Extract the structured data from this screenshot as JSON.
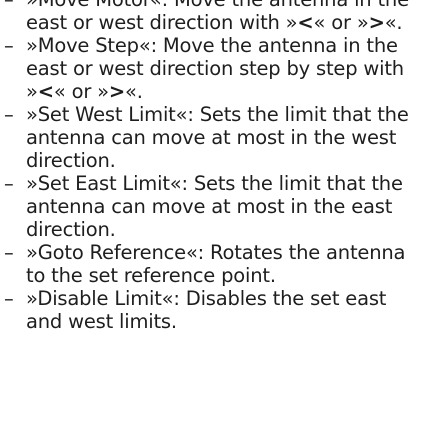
{
  "document": {
    "items": [
      {
        "label": "»Move Motor«",
        "description": ": Move the antenna in the east or west direction with »",
        "arrow_left": "<",
        "mid": "« or »",
        "arrow_right": ">",
        "end": "«."
      },
      {
        "label": "»Move Step«",
        "description": ": Move the antenna in the east or west direction step by step with »",
        "arrow_left": "<",
        "mid": "« or »",
        "arrow_right": ">",
        "end": "«."
      },
      {
        "label": "»Set West Limit«",
        "description": ": Sets the limit that the antenna can move at most in the west direction."
      },
      {
        "label": "»Set East Limit«",
        "description": ": Sets the limit that the antenna can move at most in the east direction."
      },
      {
        "label": "»Goto Reference«",
        "description": ": Rotates the antenna to the set reference point."
      },
      {
        "label": "»Disable Limit«",
        "description": ": Disables the set east and west limits."
      }
    ]
  }
}
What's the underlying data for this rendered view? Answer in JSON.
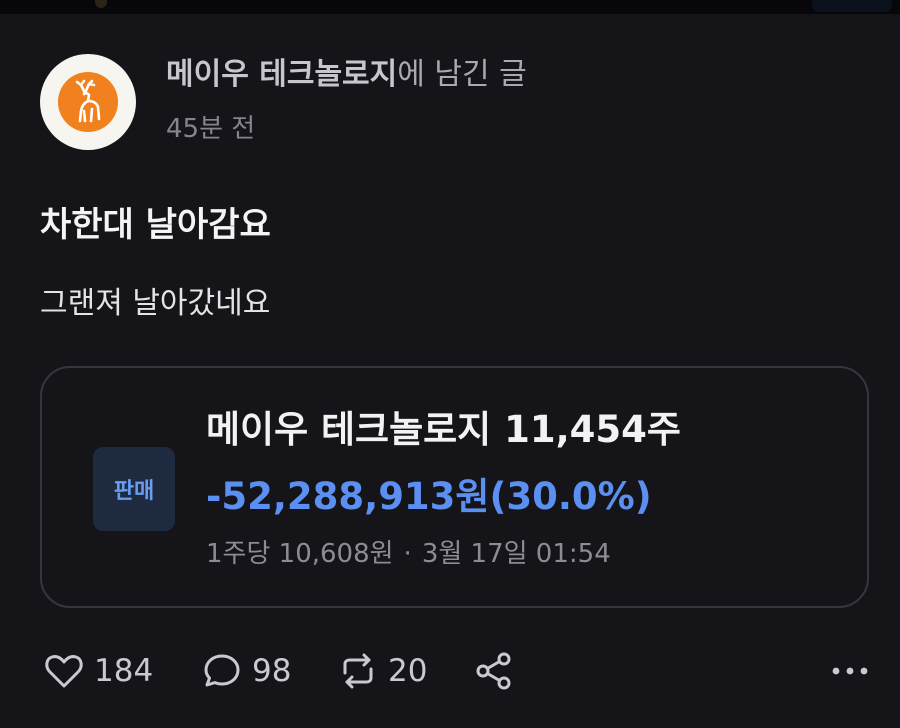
{
  "post": {
    "author_name": "메이우 테크놀로지",
    "author_suffix": "에 남긴 글",
    "time_ago": "45분 전",
    "title": "차한대 날아감요",
    "body": "그랜져 날아갔네요"
  },
  "trade": {
    "badge": "판매",
    "stock_line": "메이우 테크놀로지 11,454주",
    "pnl_line": "-52,288,913원(30.0%)",
    "price_per_share": "1주당 10,608원",
    "separator": "·",
    "datetime": "3월 17일 01:54"
  },
  "actions": {
    "likes": "184",
    "comments": "98",
    "reposts": "20"
  },
  "icons": {
    "like": "heart-icon",
    "comment": "comment-icon",
    "repost": "repost-icon",
    "share": "share-icon",
    "more": "more-icon"
  },
  "colors": {
    "background": "#141419",
    "loss_blue": "#5b8ff2",
    "badge_bg": "#1e2a40",
    "avatar_orange": "#f1811f"
  }
}
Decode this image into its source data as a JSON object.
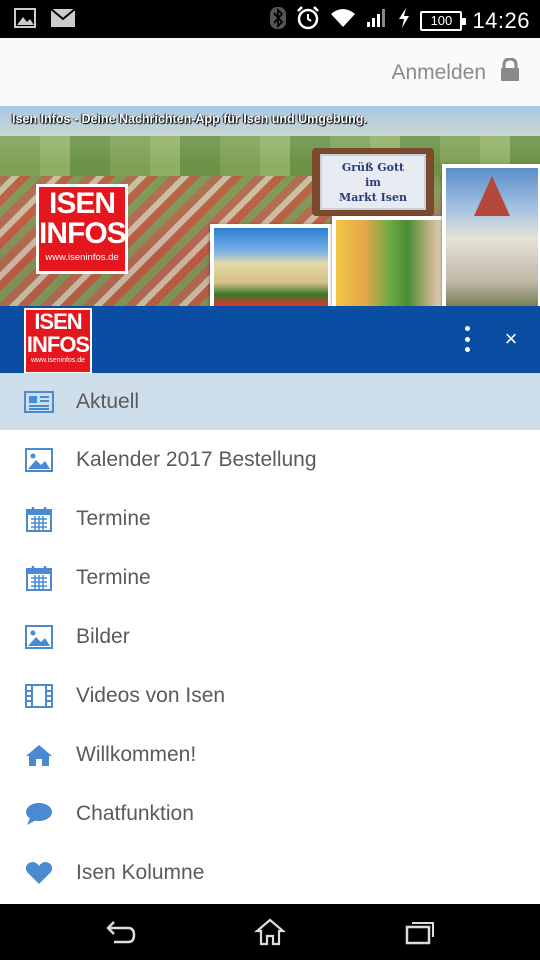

SET TASK: Copy each line above precisely, dropping the pictures.

SOLUTION TO THIS TASK:
Extract the structured data from this screenshot as JSON.
{
  "document": {
    "items": [
      {
        "label": "»Move Motor«",
        "description": ": Move the antenna in the east or west direction with »",
        "arrow_left": "<",
        "mid": "« or »",
        "arrow_right": ">",
        "end": "«."
      },
      {
        "label": "»Move Step«",
        "description": ": Move the antenna in the east or west direction step by step with »",
        "arrow_left": "<",
        "mid": "« or »",
        "arrow_right": ">",
        "end": "«."
      },
      {
        "label": "»Set West Limit«",
        "description": ": Sets the limit that the antenna can move at most in the west direction."
      },
      {
        "label": "»Set East Limit«",
        "description": ": Sets the limit that the antenna can move at most in the east direction."
      },
      {
        "label": "»Goto Reference«",
        "description": ": Rotates the antenna to the set reference point."
      },
      {
        "label": "»Disable Limit«",
        "description": ": Disables the set east and west limits."
      }
    ]
  }
}
What's the underlying data for this rendered view? Answer in JSON.
{
  "post": {
    "author_name": "메이우 테크놀로지",
    "author_suffix": "에 남긴 글",
    "time_ago": "45분 전",
    "title": "차한대 날아감요",
    "body": "그랜져 날아갔네요"
  },
  "trade": {
    "badge": "판매",
    "stock_line": "메이우 테크놀로지 11,454주",
    "pnl_line": "-52,288,913원(30.0%)",
    "price_per_share": "1주당 10,608원",
    "separator": "·",
    "datetime": "3월 17일 01:54"
  },
  "actions": {
    "likes": "184",
    "comments": "98",
    "reposts": "20"
  },
  "icons": {
    "like": "heart-icon",
    "comment": "comment-icon",
    "repost": "repost-icon",
    "share": "share-icon",
    "more": "more-icon"
  },
  "colors": {
    "background": "#141419",
    "loss_blue": "#5b8ff2",
    "badge_bg": "#1e2a40",
    "avatar_orange": "#f1811f"
  }
}
Decode this image into its source data as a JSON object.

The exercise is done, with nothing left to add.